— begin DATA PROVIDED —

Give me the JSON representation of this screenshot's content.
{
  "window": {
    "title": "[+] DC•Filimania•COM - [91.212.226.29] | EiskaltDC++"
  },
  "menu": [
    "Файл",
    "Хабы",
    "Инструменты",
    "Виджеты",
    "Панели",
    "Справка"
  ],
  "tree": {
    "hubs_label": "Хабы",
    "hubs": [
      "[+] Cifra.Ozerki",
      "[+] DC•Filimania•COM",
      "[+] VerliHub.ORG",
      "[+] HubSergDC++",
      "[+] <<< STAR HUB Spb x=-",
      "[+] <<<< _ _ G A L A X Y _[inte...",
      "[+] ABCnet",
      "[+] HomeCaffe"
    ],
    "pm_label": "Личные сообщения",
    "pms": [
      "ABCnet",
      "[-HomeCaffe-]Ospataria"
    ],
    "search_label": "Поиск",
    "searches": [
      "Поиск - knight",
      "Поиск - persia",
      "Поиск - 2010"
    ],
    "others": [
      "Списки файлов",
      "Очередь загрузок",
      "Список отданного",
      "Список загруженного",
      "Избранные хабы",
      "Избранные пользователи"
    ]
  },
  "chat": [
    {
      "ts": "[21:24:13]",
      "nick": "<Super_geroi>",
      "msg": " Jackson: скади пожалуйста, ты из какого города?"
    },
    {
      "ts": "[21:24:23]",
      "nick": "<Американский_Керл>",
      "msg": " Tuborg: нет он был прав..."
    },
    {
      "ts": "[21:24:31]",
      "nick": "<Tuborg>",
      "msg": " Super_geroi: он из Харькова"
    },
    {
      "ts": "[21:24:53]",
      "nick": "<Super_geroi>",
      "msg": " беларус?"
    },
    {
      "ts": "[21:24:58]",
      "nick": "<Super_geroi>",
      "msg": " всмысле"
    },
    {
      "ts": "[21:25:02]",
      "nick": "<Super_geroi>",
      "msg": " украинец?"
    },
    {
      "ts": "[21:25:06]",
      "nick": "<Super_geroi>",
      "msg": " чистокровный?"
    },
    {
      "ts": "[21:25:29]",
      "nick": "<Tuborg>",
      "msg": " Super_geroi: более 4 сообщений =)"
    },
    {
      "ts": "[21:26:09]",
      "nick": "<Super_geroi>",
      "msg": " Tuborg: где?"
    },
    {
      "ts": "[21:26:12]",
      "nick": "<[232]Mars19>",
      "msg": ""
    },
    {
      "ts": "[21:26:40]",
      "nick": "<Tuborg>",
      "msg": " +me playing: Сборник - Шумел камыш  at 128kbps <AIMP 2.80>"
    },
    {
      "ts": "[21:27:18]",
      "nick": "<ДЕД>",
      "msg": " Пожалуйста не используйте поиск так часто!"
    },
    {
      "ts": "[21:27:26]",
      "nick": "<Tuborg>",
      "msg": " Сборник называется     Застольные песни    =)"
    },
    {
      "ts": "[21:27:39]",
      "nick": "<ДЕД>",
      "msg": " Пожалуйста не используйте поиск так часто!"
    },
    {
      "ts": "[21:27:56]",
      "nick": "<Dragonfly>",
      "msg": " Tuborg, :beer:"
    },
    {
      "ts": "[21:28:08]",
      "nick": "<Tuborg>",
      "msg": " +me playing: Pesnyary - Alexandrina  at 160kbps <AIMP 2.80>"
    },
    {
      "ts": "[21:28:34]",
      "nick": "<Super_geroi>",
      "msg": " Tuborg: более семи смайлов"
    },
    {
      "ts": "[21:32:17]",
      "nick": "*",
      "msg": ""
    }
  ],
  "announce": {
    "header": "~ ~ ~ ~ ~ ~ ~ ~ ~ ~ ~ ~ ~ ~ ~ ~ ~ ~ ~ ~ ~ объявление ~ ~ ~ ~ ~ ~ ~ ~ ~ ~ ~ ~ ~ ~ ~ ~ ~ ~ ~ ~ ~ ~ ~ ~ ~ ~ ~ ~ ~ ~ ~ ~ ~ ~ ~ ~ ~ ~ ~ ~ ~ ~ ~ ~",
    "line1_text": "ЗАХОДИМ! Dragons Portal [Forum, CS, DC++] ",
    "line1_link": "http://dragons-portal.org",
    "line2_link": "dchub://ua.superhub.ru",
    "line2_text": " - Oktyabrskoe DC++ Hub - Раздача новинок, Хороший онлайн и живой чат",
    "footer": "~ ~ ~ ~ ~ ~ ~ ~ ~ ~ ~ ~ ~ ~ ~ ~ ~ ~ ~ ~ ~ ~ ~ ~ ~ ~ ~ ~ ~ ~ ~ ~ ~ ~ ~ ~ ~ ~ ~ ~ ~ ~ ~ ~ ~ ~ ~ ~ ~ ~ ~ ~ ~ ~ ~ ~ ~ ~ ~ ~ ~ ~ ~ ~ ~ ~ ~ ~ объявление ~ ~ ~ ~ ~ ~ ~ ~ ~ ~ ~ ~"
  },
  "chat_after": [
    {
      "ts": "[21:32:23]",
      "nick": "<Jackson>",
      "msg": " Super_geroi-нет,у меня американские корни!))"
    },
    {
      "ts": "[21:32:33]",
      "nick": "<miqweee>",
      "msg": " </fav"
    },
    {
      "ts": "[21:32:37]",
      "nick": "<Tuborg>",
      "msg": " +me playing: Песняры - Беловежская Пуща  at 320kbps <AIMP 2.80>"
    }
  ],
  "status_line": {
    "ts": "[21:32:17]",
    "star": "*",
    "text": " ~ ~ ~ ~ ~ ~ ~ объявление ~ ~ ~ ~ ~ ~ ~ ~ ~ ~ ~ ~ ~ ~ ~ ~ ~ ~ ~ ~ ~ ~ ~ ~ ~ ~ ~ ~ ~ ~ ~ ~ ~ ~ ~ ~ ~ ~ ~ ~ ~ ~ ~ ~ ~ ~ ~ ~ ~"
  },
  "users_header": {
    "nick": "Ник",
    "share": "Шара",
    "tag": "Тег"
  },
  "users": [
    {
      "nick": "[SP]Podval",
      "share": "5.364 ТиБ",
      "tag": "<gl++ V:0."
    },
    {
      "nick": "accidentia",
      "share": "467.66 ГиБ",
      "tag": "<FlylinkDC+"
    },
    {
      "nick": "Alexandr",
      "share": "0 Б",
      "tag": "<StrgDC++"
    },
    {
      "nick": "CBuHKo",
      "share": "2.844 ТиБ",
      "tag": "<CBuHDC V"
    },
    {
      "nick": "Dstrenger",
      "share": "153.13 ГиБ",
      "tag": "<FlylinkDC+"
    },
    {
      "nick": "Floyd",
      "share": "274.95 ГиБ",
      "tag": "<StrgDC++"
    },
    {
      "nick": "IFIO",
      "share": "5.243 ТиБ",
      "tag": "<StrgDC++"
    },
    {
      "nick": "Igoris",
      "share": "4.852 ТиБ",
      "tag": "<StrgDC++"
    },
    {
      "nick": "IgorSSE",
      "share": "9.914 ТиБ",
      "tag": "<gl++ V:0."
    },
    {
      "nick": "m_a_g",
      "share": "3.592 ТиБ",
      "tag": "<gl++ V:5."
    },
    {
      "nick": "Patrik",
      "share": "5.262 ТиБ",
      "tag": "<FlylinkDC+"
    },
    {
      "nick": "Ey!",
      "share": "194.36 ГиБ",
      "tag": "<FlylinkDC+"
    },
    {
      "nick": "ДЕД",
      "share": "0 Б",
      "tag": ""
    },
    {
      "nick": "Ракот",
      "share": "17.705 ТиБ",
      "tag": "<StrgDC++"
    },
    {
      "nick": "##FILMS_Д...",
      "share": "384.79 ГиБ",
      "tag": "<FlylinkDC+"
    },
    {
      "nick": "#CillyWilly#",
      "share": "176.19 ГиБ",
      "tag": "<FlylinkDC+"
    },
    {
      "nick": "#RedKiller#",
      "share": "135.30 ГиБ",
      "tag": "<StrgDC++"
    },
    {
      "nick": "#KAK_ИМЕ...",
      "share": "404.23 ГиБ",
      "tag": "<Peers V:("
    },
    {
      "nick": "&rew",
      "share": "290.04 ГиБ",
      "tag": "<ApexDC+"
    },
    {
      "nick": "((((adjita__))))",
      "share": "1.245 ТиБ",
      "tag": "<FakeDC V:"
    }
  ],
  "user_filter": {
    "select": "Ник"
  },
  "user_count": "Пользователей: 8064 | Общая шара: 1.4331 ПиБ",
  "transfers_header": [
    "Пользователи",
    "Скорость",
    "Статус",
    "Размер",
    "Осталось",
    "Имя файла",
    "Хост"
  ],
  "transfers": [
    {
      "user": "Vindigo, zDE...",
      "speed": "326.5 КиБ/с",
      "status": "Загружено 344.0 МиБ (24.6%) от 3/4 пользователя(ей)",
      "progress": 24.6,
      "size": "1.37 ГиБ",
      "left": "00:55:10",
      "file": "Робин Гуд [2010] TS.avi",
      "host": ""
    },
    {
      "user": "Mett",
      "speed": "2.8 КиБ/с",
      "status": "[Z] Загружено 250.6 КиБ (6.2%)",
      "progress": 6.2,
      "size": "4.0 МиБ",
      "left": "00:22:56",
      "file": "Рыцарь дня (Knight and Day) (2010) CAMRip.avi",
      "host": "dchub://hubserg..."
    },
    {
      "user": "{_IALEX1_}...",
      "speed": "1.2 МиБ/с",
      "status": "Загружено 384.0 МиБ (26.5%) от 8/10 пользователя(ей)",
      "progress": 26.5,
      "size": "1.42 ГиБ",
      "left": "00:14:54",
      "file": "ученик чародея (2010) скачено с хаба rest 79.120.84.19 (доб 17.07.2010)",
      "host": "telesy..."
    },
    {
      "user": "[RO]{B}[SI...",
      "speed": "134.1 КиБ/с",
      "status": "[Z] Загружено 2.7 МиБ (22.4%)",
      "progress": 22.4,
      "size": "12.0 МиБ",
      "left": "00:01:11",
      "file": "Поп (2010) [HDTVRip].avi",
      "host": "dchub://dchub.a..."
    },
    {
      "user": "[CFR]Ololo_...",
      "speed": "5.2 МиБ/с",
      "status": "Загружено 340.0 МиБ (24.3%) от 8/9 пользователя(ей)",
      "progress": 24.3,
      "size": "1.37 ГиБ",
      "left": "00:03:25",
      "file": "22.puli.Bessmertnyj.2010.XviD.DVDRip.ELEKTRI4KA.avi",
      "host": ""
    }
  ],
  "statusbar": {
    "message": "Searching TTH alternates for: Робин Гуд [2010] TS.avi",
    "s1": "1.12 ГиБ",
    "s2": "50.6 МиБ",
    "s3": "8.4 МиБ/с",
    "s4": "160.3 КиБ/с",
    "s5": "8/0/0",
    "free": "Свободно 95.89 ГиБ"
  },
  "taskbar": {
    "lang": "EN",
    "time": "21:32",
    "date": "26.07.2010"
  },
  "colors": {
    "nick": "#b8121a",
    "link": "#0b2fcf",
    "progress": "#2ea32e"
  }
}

— end DATA PROVIDED —

» **WHAT YOU NEED TO DO**: Pull out each line of the listing that holds the string "Робин".

» **WRITTEN RESPONSE**:
      "file": "Робин Гуд [2010] TS.avi",
    "message": "Searching TTH alternates for: Робин Гуд [2010] TS.avi",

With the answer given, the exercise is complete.